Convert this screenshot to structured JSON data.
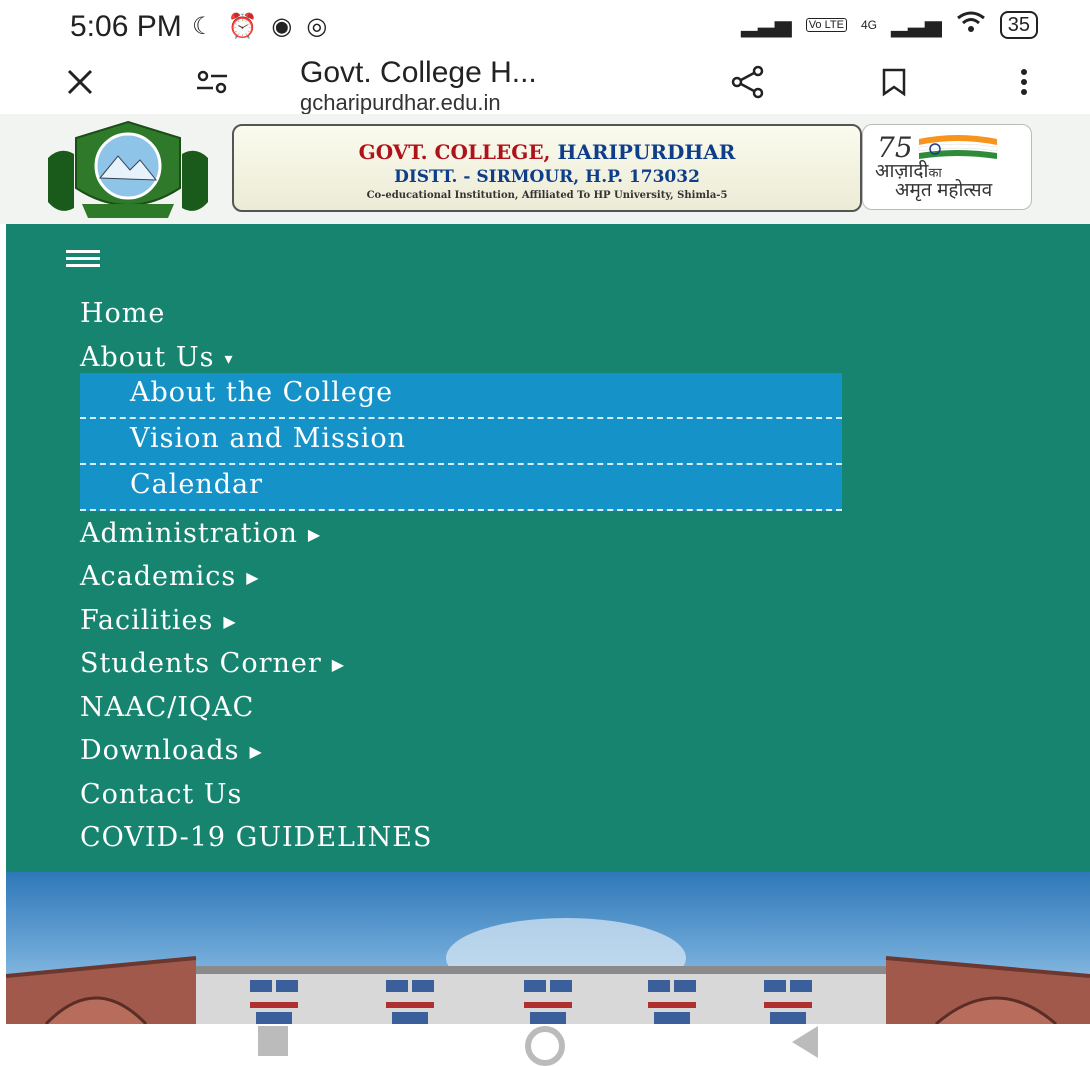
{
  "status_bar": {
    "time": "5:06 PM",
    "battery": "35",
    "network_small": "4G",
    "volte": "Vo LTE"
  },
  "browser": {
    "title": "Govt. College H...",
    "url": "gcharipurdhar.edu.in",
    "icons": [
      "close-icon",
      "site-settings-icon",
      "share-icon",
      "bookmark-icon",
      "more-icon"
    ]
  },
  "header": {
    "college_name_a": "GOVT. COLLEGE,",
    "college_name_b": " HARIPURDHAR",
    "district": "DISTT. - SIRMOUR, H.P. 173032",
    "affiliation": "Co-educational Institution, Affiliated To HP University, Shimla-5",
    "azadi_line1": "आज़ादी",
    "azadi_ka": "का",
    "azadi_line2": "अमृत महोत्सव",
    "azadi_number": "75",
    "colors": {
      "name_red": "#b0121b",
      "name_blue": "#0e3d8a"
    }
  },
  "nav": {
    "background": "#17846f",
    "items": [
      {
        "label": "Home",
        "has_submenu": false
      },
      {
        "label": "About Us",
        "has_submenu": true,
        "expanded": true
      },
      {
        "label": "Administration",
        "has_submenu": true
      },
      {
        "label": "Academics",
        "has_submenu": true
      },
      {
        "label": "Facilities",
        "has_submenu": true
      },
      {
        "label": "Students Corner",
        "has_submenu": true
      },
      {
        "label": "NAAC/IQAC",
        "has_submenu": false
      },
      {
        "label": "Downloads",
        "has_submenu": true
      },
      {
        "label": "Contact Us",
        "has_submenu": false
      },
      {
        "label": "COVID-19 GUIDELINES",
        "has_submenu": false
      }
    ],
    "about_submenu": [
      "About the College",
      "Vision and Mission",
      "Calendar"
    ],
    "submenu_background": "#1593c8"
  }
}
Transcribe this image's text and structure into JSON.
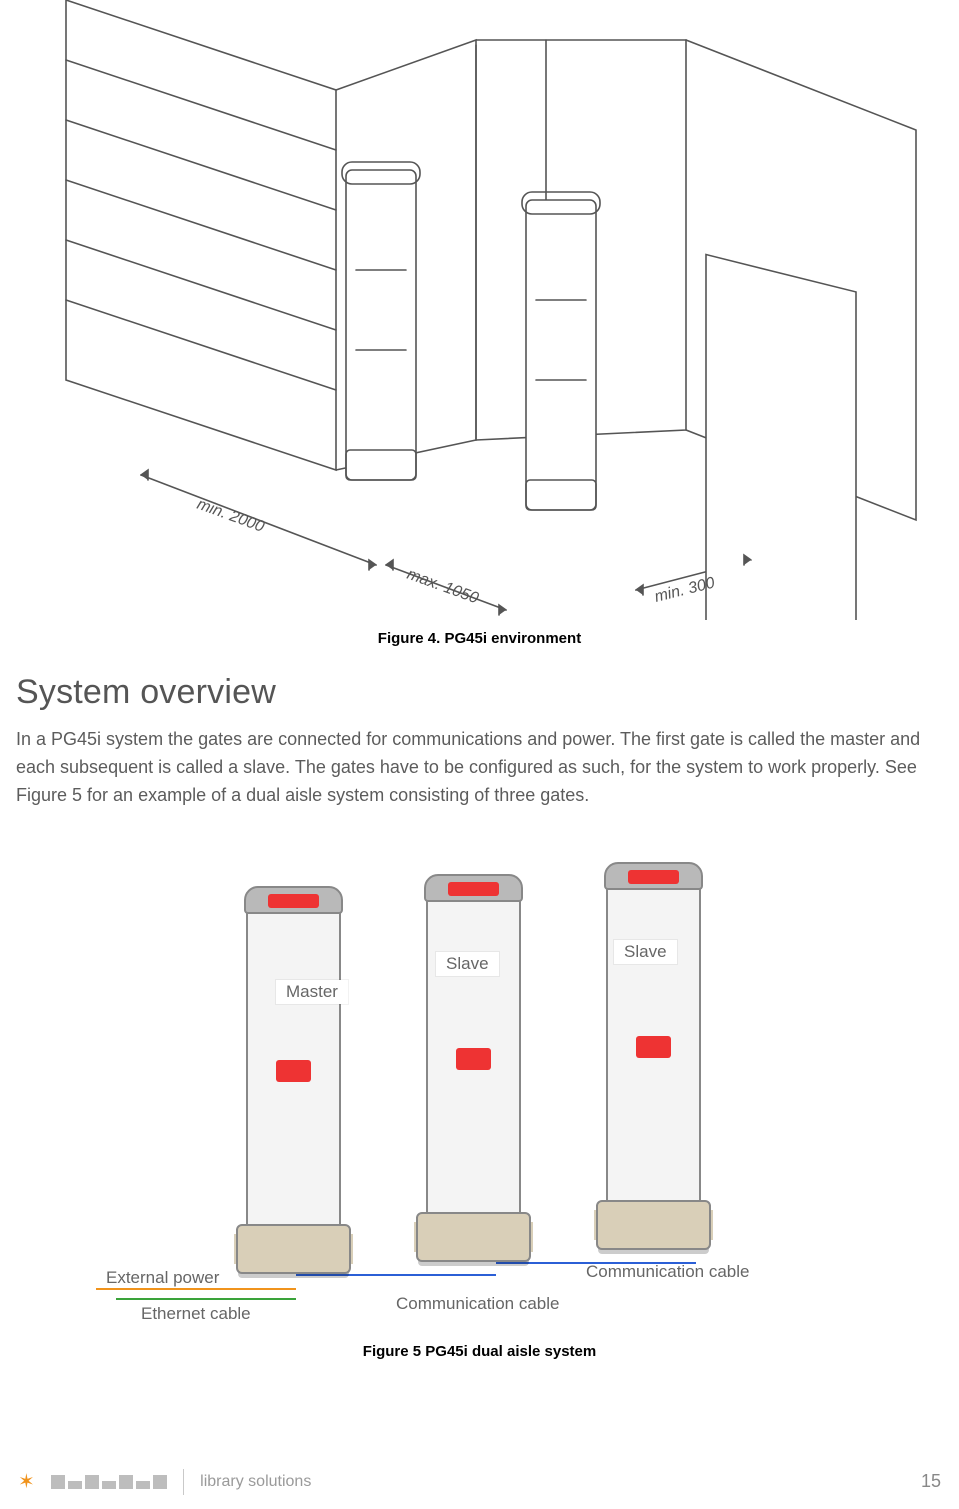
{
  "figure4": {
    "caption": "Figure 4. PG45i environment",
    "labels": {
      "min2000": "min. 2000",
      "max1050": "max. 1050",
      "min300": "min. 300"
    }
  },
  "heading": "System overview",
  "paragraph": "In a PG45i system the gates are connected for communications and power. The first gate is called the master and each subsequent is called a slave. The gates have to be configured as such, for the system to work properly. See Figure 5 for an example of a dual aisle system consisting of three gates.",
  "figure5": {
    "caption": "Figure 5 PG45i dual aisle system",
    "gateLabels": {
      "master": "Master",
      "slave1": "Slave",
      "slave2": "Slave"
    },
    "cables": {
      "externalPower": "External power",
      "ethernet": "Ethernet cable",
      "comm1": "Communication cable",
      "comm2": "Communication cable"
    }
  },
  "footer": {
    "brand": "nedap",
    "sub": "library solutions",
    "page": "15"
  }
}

++++

EXERCISE BRIEF =>
Strip out the images, then output the records above word for word.

TASK RESPONSE =>
Convert this screenshot to structured JSON data.
{
  "status_bar": {
    "time": "5:06 PM",
    "battery": "35",
    "network_small": "4G",
    "volte": "Vo LTE"
  },
  "browser": {
    "title": "Govt. College H...",
    "url": "gcharipurdhar.edu.in",
    "icons": [
      "close-icon",
      "site-settings-icon",
      "share-icon",
      "bookmark-icon",
      "more-icon"
    ]
  },
  "header": {
    "college_name_a": "GOVT. COLLEGE,",
    "college_name_b": " HARIPURDHAR",
    "district": "DISTT. - SIRMOUR, H.P. 173032",
    "affiliation": "Co-educational Institution, Affiliated To HP University, Shimla-5",
    "azadi_line1": "आज़ादी",
    "azadi_ka": "का",
    "azadi_line2": "अमृत महोत्सव",
    "azadi_number": "75",
    "colors": {
      "name_red": "#b0121b",
      "name_blue": "#0e3d8a"
    }
  },
  "nav": {
    "background": "#17846f",
    "items": [
      {
        "label": "Home",
        "has_submenu": false
      },
      {
        "label": "About Us",
        "has_submenu": true,
        "expanded": true
      },
      {
        "label": "Administration",
        "has_submenu": true
      },
      {
        "label": "Academics",
        "has_submenu": true
      },
      {
        "label": "Facilities",
        "has_submenu": true
      },
      {
        "label": "Students Corner",
        "has_submenu": true
      },
      {
        "label": "NAAC/IQAC",
        "has_submenu": false
      },
      {
        "label": "Downloads",
        "has_submenu": true
      },
      {
        "label": "Contact Us",
        "has_submenu": false
      },
      {
        "label": "COVID-19 GUIDELINES",
        "has_submenu": false
      }
    ],
    "about_submenu": [
      "About the College",
      "Vision and Mission",
      "Calendar"
    ],
    "submenu_background": "#1593c8"
  }
}
Transcribe this image's text and structure into JSON.
{
  "figure4": {
    "caption": "Figure 4. PG45i environment",
    "labels": {
      "min2000": "min. 2000",
      "max1050": "max. 1050",
      "min300": "min. 300"
    }
  },
  "heading": "System overview",
  "paragraph": "In a PG45i system the gates are connected for communications and power. The first gate is called the master and each subsequent is called a slave. The gates have to be configured as such, for the system to work properly. See Figure 5 for an example of a dual aisle system consisting of three gates.",
  "figure5": {
    "caption": "Figure 5 PG45i dual aisle system",
    "gateLabels": {
      "master": "Master",
      "slave1": "Slave",
      "slave2": "Slave"
    },
    "cables": {
      "externalPower": "External power",
      "ethernet": "Ethernet cable",
      "comm1": "Communication cable",
      "comm2": "Communication cable"
    }
  },
  "footer": {
    "brand": "nedap",
    "sub": "library solutions",
    "page": "15"
  }
}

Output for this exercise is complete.